# [Instruction]
Copy every line of the listing exactly.

# [Provided information]
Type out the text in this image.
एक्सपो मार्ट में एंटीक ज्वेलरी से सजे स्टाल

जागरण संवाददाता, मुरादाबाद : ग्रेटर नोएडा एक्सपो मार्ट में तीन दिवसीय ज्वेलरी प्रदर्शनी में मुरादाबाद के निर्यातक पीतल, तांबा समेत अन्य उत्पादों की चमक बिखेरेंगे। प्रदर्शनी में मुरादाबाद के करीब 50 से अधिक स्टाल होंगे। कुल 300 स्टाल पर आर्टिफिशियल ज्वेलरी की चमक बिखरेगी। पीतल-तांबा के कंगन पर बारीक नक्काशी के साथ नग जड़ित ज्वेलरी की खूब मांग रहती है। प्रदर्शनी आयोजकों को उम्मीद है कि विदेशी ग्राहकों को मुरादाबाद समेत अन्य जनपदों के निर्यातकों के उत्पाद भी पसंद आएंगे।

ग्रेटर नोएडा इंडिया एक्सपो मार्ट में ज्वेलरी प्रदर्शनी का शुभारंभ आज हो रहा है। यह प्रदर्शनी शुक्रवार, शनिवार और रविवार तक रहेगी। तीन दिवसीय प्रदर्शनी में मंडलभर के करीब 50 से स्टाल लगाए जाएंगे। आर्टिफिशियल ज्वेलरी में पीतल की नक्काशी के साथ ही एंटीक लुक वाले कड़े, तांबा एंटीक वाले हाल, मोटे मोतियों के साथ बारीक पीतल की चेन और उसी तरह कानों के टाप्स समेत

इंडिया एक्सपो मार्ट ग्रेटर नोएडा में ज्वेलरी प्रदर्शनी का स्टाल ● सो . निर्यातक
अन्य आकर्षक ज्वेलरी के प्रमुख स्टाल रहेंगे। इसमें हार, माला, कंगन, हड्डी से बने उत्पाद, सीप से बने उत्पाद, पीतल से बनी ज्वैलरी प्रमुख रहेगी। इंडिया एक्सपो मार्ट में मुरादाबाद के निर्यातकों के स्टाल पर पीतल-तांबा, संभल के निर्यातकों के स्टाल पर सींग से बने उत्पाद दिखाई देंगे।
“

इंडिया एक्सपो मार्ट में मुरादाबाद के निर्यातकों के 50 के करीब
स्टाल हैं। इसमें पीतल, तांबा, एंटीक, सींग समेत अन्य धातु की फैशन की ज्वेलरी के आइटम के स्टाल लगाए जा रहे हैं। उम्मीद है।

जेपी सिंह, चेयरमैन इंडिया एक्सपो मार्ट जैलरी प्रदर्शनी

# [Finished task]
Type out the text in this image.
एक्सपो मार्ट में एंटीक ज्वेलरी से सजे स्टाल

जागरण संवाददाता, मुरादाबाद : ग्रेटर नोएडा एक्सपो मार्ट में तीन दिवसीय ज्वेलरी प्रदर्शनी में मुरादाबाद के निर्यातक पीतल, तांबा समेत अन्य उत्पादों की चमक बिखेरेंगे। प्रदर्शनी में मुरादाबाद के करीब 50 से अधिक स्टाल होंगे। कुल 300 स्टाल पर आर्टिफिशियल ज्वेलरी की चमक बिखरेगी। पीतल-तांबा के कंगन पर बारीक नक्काशी के साथ नग जड़ित ज्वेलरी की खूब मांग रहती है। प्रदर्शनी आयोजकों को उम्मीद है कि विदेशी ग्राहकों को मुरादाबाद समेत अन्य जनपदों के निर्यातकों के उत्पाद भी पसंद आएंगे।

ग्रेटर नोएडा इंडिया एक्सपो मार्ट में ज्वेलरी प्रदर्शनी का शुभारंभ आज हो रहा है। यह प्रदर्शनी शुक्रवार, शनिवार और रविवार तक रहेगी। तीन दिवसीय प्रदर्शनी में मंडलभर के करीब 50 से स्टाल लगाए जाएंगे। आर्टिफिशियल ज्वेलरी में पीतल की नक्काशी के साथ ही एंटीक लुक वाले कड़े, तांबा एंटीक वाले हाल, मोटे मोतियों के साथ बारीक पीतल की चेन और उसी तरह कानों के टाप्स समेत

इंडिया एक्सपो मार्ट ग्रेटर नोएडा में ज्वेलरी प्रदर्शनी का स्टाल ● सो . निर्यातक
अन्य आकर्षक ज्वेलरी के प्रमुख स्टाल रहेंगे। इसमें हार, माला, कंगन, हड्डी से बने उत्पाद, सीप से बने उत्पाद, पीतल से बनी ज्वैलरी प्रमुख रहेगी। इंडिया एक्सपो मार्ट में मुरादाबाद के निर्यातकों के स्टाल पर पीतल-तांबा, संभल के निर्यातकों के स्टाल पर सींग से बने उत्पाद दिखाई देंगे।
“

इंडिया एक्सपो मार्ट में मुरादाबाद के निर्यातकों के 50 के करीब
स्टाल हैं। इसमें पीतल, तांबा, एंटीक, सींग समेत अन्य धातु की फैशन की ज्वेलरी के आइटम के स्टाल लगाए जा रहे हैं। उम्मीद है।

जेपी सिंह, चेयरमैन इंडिया एक्सपो मार्ट जैलरी प्रदर्शनी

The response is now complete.